→ WORK TO BE COMPLETED: Copy each line in which the string "Modeller" occurs.

→ DATASET EXCERPTS:
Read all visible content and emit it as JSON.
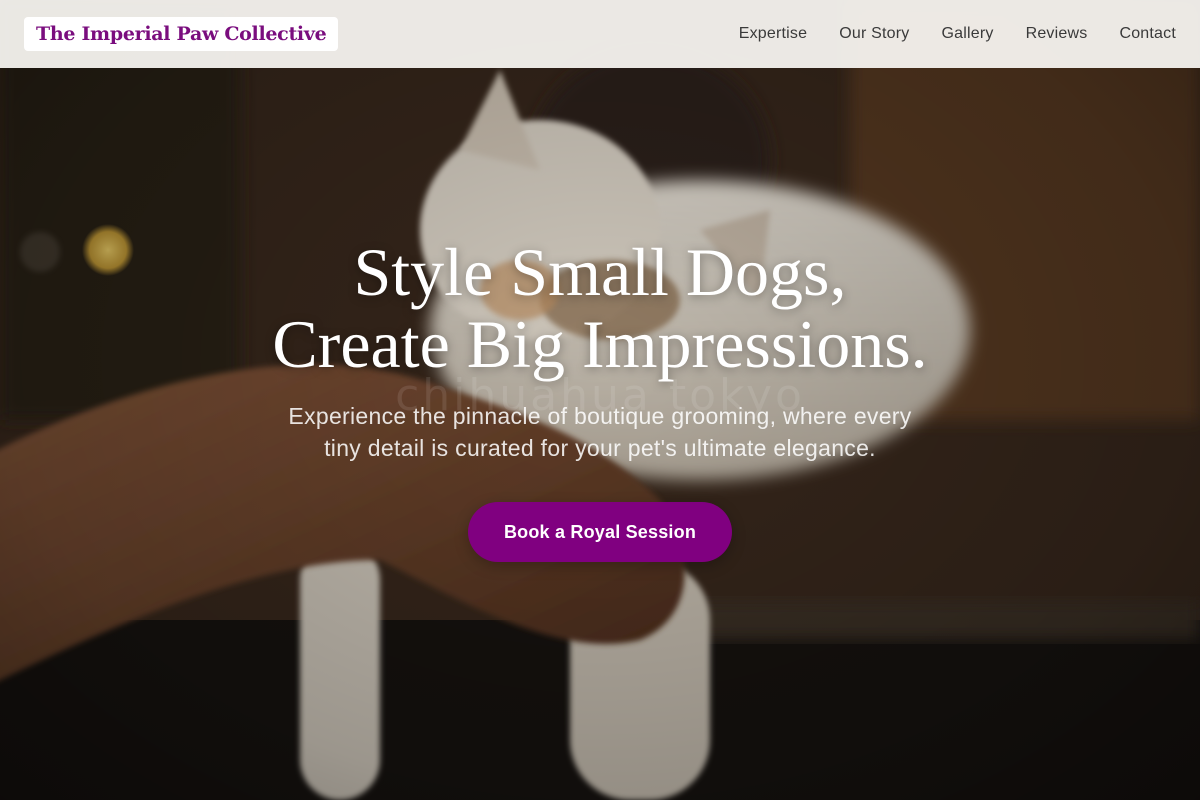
{
  "header": {
    "brand": "The Imperial Paw Collective",
    "nav": [
      {
        "label": "Expertise"
      },
      {
        "label": "Our Story"
      },
      {
        "label": "Gallery"
      },
      {
        "label": "Reviews"
      },
      {
        "label": "Contact"
      }
    ]
  },
  "hero": {
    "title_line1": "Style Small Dogs,",
    "title_line2": "Create Big Impressions.",
    "watermark": "chihuahua tokyo",
    "subtitle_line1": "Experience the pinnacle of boutique grooming, where every",
    "subtitle_line2": "tiny detail is curated for your pet's ultimate elegance.",
    "cta_label": "Book a Royal Session",
    "background_image": "cat-being-petted-photo"
  },
  "colors": {
    "brand": "#7a0d7e",
    "cta": "#800080",
    "header_bg": "#f8f5f1",
    "nav_text": "#3a3a3a"
  }
}
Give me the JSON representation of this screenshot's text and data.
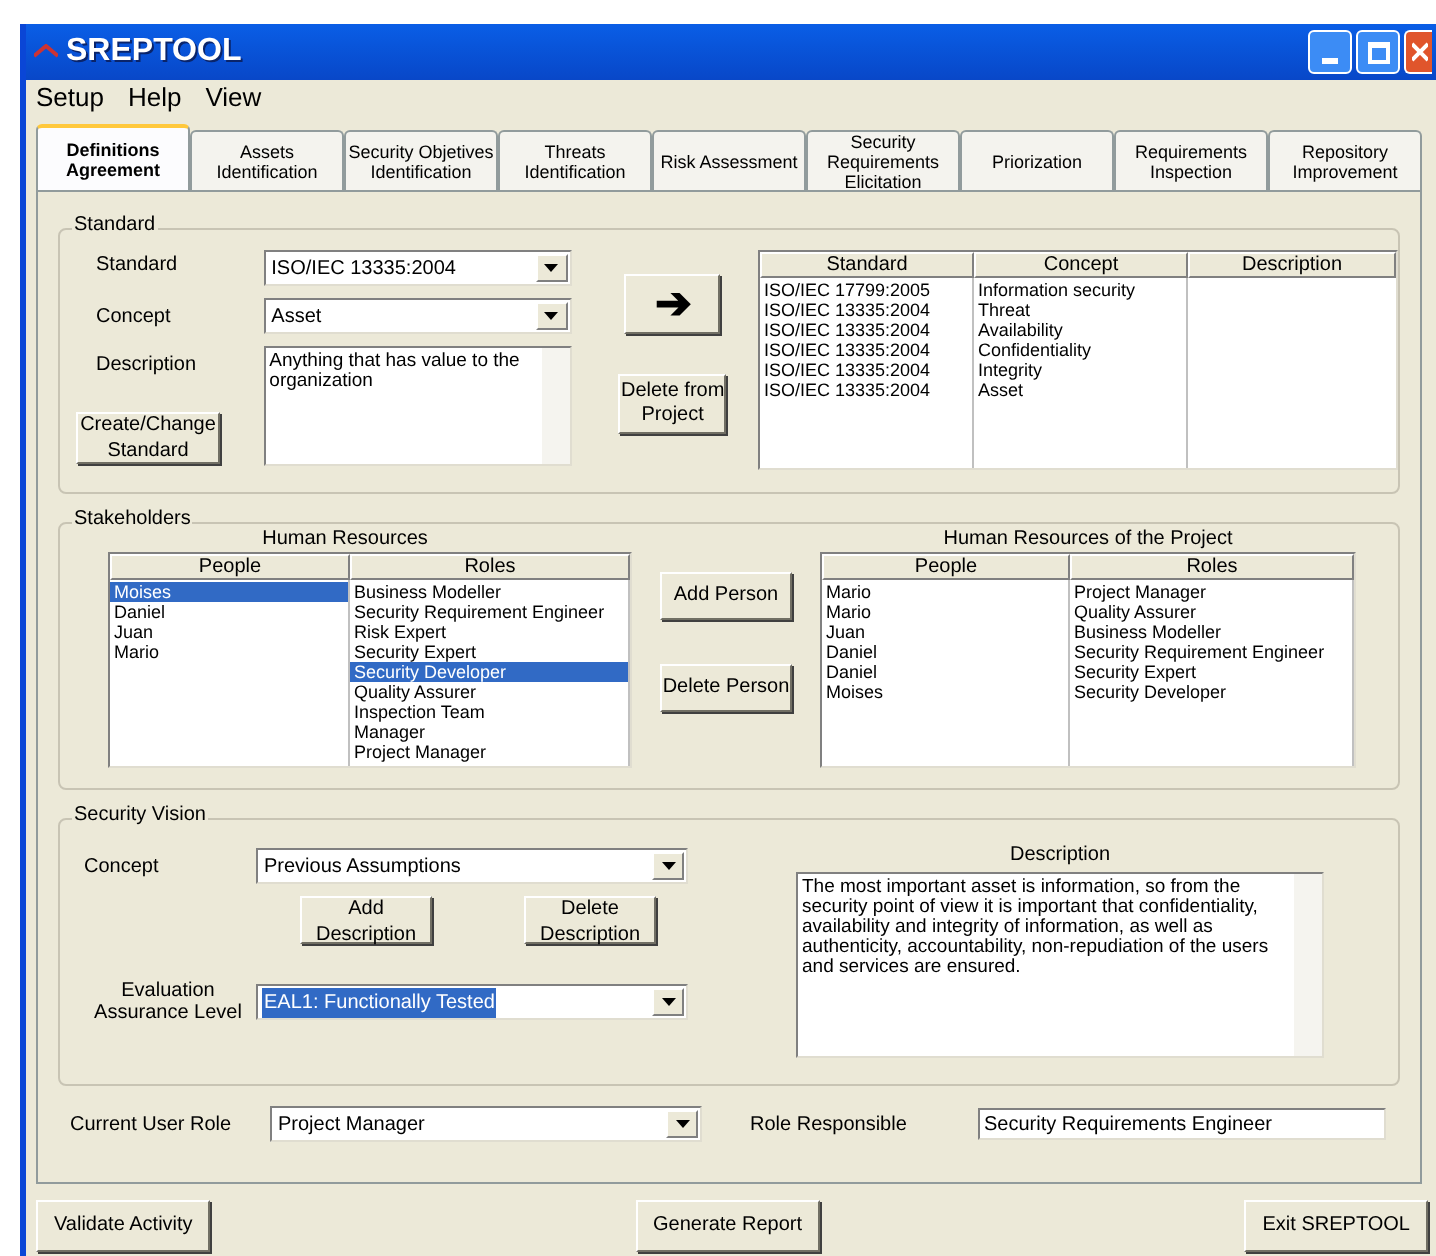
{
  "window": {
    "title": "SREPTOOL"
  },
  "menu": [
    "Setup",
    "Help",
    "View"
  ],
  "tabs": [
    {
      "label": "Definitions Agreement",
      "selected": true
    },
    {
      "label": "Assets Identification",
      "selected": false
    },
    {
      "label": "Security Objetives Identification",
      "selected": false
    },
    {
      "label": "Threats Identification",
      "selected": false
    },
    {
      "label": "Risk Assessment",
      "selected": false
    },
    {
      "label": "Security Requirements Elicitation",
      "selected": false
    },
    {
      "label": "Priorization",
      "selected": false
    },
    {
      "label": "Requirements Inspection",
      "selected": false
    },
    {
      "label": "Repository Improvement",
      "selected": false
    }
  ],
  "standard": {
    "title": "Standard",
    "standard_label": "Standard",
    "standard_value": "ISO/IEC 13335:2004",
    "concept_label": "Concept",
    "concept_value": "Asset",
    "description_label": "Description",
    "description_value": "Anything that has value to the organization",
    "create_button": "Create/Change Standard",
    "add_symbol": "➔",
    "delete_button": "Delete from Project",
    "table": {
      "columns": [
        "Standard",
        "Concept",
        "Description"
      ],
      "rows": [
        {
          "standard": "ISO/IEC 17799:2005",
          "concept": "Information security"
        },
        {
          "standard": "ISO/IEC 13335:2004",
          "concept": "Threat"
        },
        {
          "standard": "ISO/IEC 13335:2004",
          "concept": "Availability"
        },
        {
          "standard": "ISO/IEC 13335:2004",
          "concept": "Confidentiality"
        },
        {
          "standard": "ISO/IEC 13335:2004",
          "concept": "Integrity"
        },
        {
          "standard": "ISO/IEC 13335:2004",
          "concept": "Asset"
        }
      ]
    }
  },
  "stakeholders": {
    "title": "Stakeholders",
    "resources_title": "Human Resources",
    "columns": [
      "People",
      "Roles"
    ],
    "people": [
      {
        "name": "Moises",
        "selected": true
      },
      {
        "name": "Daniel",
        "selected": false
      },
      {
        "name": "Juan",
        "selected": false
      },
      {
        "name": "Mario",
        "selected": false
      }
    ],
    "roles": [
      {
        "name": "Business Modeller",
        "selected": false
      },
      {
        "name": "Security Requirement Engineer",
        "selected": false
      },
      {
        "name": "Risk Expert",
        "selected": false
      },
      {
        "name": "Security Expert",
        "selected": false
      },
      {
        "name": "Security Developer",
        "selected": true
      },
      {
        "name": "Quality Assurer",
        "selected": false
      },
      {
        "name": "Inspection Team",
        "selected": false
      },
      {
        "name": "Manager",
        "selected": false
      },
      {
        "name": "Project Manager",
        "selected": false
      }
    ],
    "add_button": "Add Person",
    "delete_button": "Delete Person",
    "project_title": "Human Resources of the Project",
    "project_columns": [
      "People",
      "Roles"
    ],
    "project_people": [
      "Mario",
      "Mario",
      "Juan",
      "Daniel",
      "Daniel",
      "Moises"
    ],
    "project_roles": [
      "Project Manager",
      "Quality Assurer",
      "Business Modeller",
      "Security Requirement Engineer",
      "Security Expert",
      "Security Developer"
    ]
  },
  "vision": {
    "title": "Security Vision",
    "concept_label": "Concept",
    "concept_value": "Previous Assumptions",
    "add_button": "Add Description",
    "delete_button": "Delete Description",
    "eal_label": "Evaluation Assurance Level",
    "eal_value": "EAL1: Functionally Tested",
    "eal_highlighted": true,
    "description_title": "Description",
    "description_value": "The most important asset is information, so from the security point of view it is important that confidentiality, availability and integrity of information, as well as authenticity, accountability, non-repudiation of the users and services are ensured."
  },
  "role": {
    "current_label": "Current User Role",
    "current_value": "Project Manager",
    "responsible_label": "Role Responsible",
    "responsible_value": "Security Requirements Engineer"
  },
  "buttons": [
    "Validate Activity",
    "Generate Report",
    "Exit SREPTOOL"
  ]
}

→ ANSWER TO THE EXERCISE:
        "name": "Business Modeller",
      "Business Modeller",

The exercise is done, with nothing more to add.